• REQUIREMENT
Every entry needs to be printed exactly, please.

• RECORDED INFORMATION
-- -- --

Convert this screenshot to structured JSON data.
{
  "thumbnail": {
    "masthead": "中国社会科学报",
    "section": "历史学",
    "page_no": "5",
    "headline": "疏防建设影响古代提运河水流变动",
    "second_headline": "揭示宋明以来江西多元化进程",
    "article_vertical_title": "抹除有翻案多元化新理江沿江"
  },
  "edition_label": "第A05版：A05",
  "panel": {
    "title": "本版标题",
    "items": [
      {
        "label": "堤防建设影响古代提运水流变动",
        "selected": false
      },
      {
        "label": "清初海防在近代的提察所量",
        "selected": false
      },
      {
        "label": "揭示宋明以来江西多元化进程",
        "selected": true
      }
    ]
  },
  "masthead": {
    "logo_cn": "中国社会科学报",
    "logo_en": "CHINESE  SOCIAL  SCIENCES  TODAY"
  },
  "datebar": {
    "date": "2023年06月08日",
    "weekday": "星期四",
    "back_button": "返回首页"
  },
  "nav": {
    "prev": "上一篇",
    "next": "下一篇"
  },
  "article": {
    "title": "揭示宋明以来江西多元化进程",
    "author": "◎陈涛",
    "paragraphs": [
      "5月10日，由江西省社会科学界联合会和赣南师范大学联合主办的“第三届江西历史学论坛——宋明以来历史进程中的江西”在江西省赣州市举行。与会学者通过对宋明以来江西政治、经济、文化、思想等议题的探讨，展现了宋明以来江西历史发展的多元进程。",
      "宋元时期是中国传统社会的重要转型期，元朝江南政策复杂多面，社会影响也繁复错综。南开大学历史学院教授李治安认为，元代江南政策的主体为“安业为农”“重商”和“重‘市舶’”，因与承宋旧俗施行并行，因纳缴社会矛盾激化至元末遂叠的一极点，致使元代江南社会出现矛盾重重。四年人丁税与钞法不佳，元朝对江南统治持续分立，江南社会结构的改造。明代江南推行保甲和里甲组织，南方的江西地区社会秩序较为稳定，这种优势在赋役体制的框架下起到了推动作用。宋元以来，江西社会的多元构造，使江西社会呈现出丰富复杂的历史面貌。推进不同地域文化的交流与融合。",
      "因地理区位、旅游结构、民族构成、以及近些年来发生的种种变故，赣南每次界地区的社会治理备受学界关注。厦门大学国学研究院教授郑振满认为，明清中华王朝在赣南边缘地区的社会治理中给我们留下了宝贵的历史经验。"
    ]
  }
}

-- -- --

• EXERCISE RESPONSE
Convert this screenshot to structured JSON data.
{
  "thumbnail": {
    "masthead": "中国社会科学报",
    "section": "历史学",
    "page_no": "5",
    "headline": "疏防建设影响古代提运河水流变动",
    "second_headline": "揭示宋明以来江西多元化进程",
    "article_vertical_title": "抹除有翻案多元化新理江沿江"
  },
  "edition_label": "第A05版：A05",
  "panel": {
    "title": "本版标题",
    "items": [
      {
        "label": "堤防建设影响古代提运水流变动",
        "selected": false
      },
      {
        "label": "清初海防在近代的提察所量",
        "selected": false
      },
      {
        "label": "揭示宋明以来江西多元化进程",
        "selected": true
      }
    ]
  },
  "masthead": {
    "logo_cn": "中国社会科学报",
    "logo_en": "CHINESE  SOCIAL  SCIENCES  TODAY"
  },
  "datebar": {
    "date": "2023年06月08日",
    "weekday": "星期四",
    "back_button": "返回首页"
  },
  "nav": {
    "prev": "上一篇",
    "next": "下一篇"
  },
  "article": {
    "title": "揭示宋明以来江西多元化进程",
    "author": "◎陈涛",
    "paragraphs": [
      "5月10日，由江西省社会科学界联合会和赣南师范大学联合主办的“第三届江西历史学论坛——宋明以来历史进程中的江西”在江西省赣州市举行。与会学者通过对宋明以来江西政治、经济、文化、思想等议题的探讨，展现了宋明以来江西历史发展的多元进程。",
      "宋元时期是中国传统社会的重要转型期，元朝江南政策复杂多面，社会影响也繁复错综。南开大学历史学院教授李治安认为，元代江南政策的主体为“安业为农”“重商”和“重‘市舶’”，因与承宋旧俗施行并行，因纳缴社会矛盾激化至元末遂叠的一极点，致使元代江南社会出现矛盾重重。四年人丁税与钞法不佳，元朝对江南统治持续分立，江南社会结构的改造。明代江南推行保甲和里甲组织，南方的江西地区社会秩序较为稳定，这种优势在赋役体制的框架下起到了推动作用。宋元以来，江西社会的多元构造，使江西社会呈现出丰富复杂的历史面貌。推进不同地域文化的交流与融合。",
      "因地理区位、旅游结构、民族构成、以及近些年来发生的种种变故，赣南每次界地区的社会治理备受学界关注。厦门大学国学研究院教授郑振满认为，明清中华王朝在赣南边缘地区的社会治理中给我们留下了宝贵的历史经验。"
    ]
  }
}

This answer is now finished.